_Do this_:
The records that follow should be retyped word for word.

[Dataset items]
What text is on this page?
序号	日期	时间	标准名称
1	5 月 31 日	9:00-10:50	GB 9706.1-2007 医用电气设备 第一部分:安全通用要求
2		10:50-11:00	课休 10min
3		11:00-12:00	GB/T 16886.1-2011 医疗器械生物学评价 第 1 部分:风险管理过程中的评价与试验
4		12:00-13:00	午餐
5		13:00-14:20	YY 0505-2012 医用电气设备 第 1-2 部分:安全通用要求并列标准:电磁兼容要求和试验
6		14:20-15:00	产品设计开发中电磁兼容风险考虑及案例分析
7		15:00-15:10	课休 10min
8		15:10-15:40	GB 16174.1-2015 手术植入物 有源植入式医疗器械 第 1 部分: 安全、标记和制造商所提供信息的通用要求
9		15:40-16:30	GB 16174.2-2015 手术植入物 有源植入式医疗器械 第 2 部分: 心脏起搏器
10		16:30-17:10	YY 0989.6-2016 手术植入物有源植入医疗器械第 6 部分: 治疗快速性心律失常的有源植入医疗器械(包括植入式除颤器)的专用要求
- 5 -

_Full answer_:
What text is on this page?
序号	日期	时间	标准名称
1	5 月 31 日	9:00-10:50	GB 9706.1-2007 医用电气设备 第一部分:安全通用要求
2		10:50-11:00	课休 10min
3		11:00-12:00	GB/T 16886.1-2011 医疗器械生物学评价 第 1 部分:风险管理过程中的评价与试验
4		12:00-13:00	午餐
5		13:00-14:20	YY 0505-2012 医用电气设备 第 1-2 部分:安全通用要求并列标准:电磁兼容要求和试验
6		14:20-15:00	产品设计开发中电磁兼容风险考虑及案例分析
7		15:00-15:10	课休 10min
8		15:10-15:40	GB 16174.1-2015 手术植入物 有源植入式医疗器械 第 1 部分: 安全、标记和制造商所提供信息的通用要求
9		15:40-16:30	GB 16174.2-2015 手术植入物 有源植入式医疗器械 第 2 部分: 心脏起搏器
10		16:30-17:10	YY 0989.6-2016 手术植入物有源植入医疗器械第 6 部分: 治疗快速性心律失常的有源植入医疗器械(包括植入式除颤器)的专用要求
- 5 -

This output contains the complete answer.